-- BEGIN RECORDS FOR THE TASK --
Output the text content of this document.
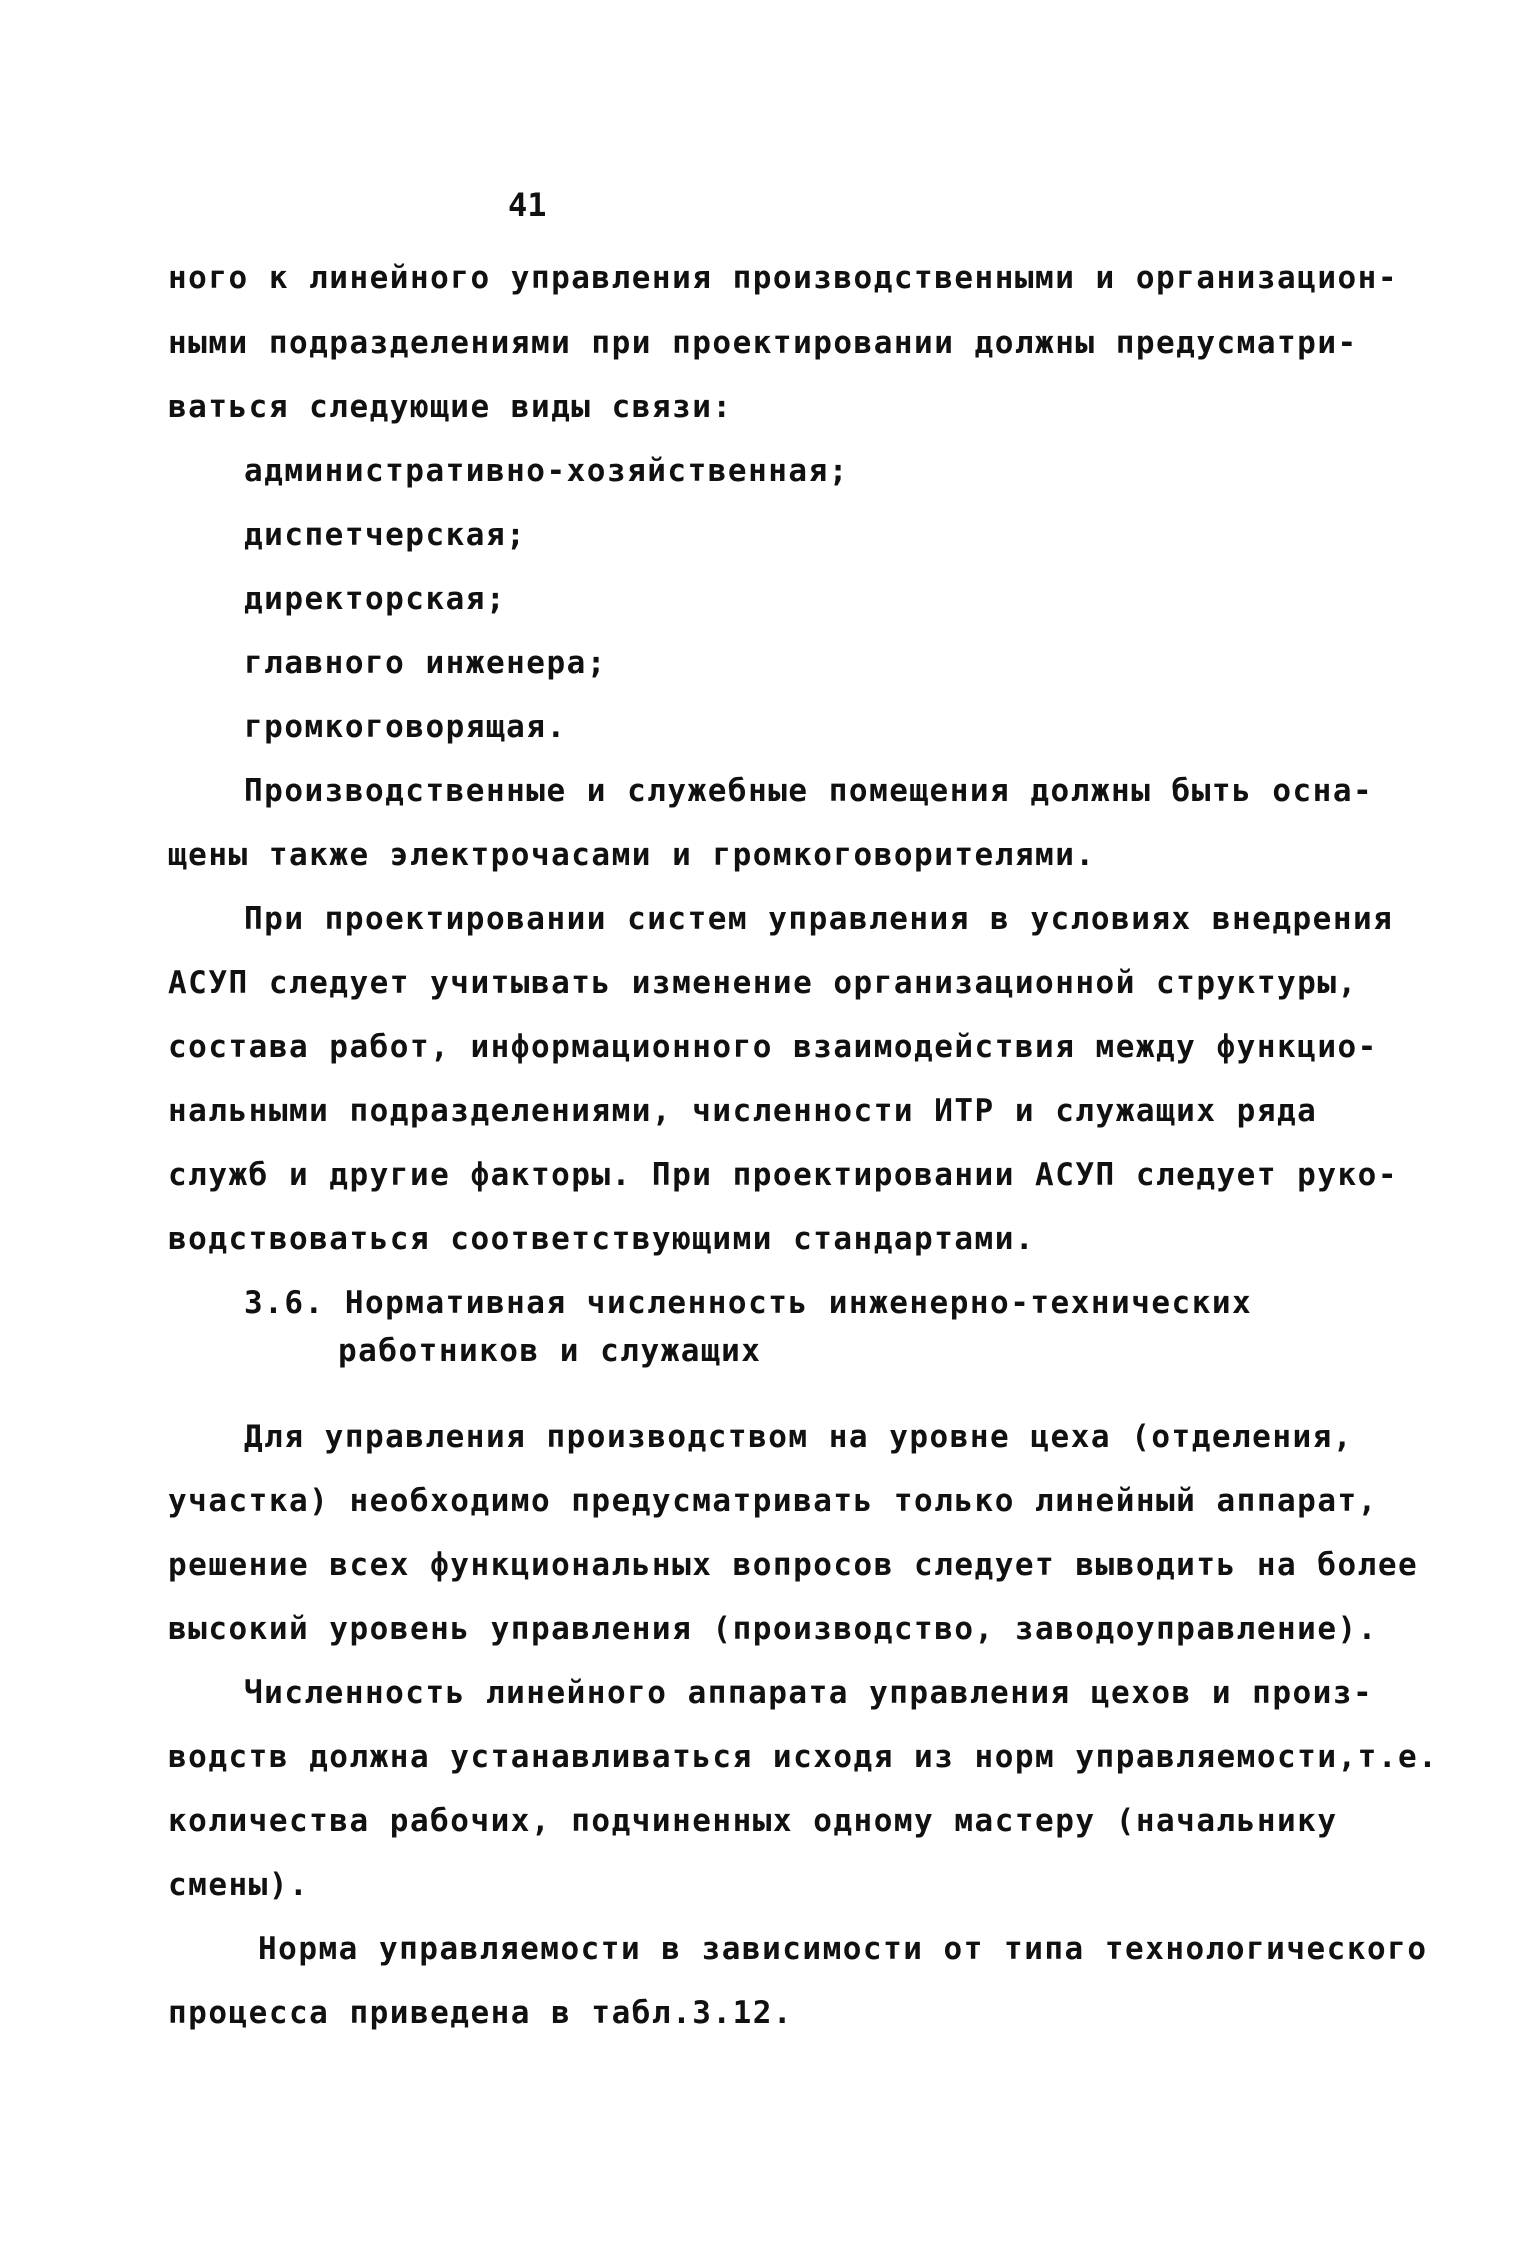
41
ного к линейного управления производственными и организацион-
ными подразделениями при проектировании должны предусматри-
ваться следующие виды связи:
административно-хозяйственная;
диспетчерская;
директорская;
главного инженера;
громкоговорящая.
Производственные и служебные помещения должны быть осна-
щены также электрочасами и громкоговорителями.
При проектировании систем управления в условиях внедрения
АСУП следует учитывать изменение организационной структуры,
состава работ, информационного взаимодействия между функцио-
нальными подразделениями, численности ИТР и служащих ряда
служб и другие факторы. При проектировании АСУП следует руко-
водствоваться соответствующими стандартами.
3.6. Нормативная численность инженерно-технических
работников и служащих
Для управления производством на уровне цеха (отделения,
участка) необходимо предусматривать только линейный аппарат,
решение всех функциональных вопросов следует выводить на более
высокий уровень управления (производство, заводоуправление).
Численность линейного аппарата управления цехов и произ-
водств должна устанавливаться исходя из норм управляемости,т.е.
количества рабочих, подчиненных одному мастеру (начальнику
смены).
Норма управляемости в зависимости от типа технологического
процесса приведена в табл.3.12.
-- END RECORDS FOR THE TASK --
Search the records above for the string "следует". Copy every line that contains it.

COMPLETED TASK
АСУП следует учитывать изменение организационной структуры,
служб и другие факторы. При проектировании АСУП следует руко-
решение всех функциональных вопросов следует выводить на более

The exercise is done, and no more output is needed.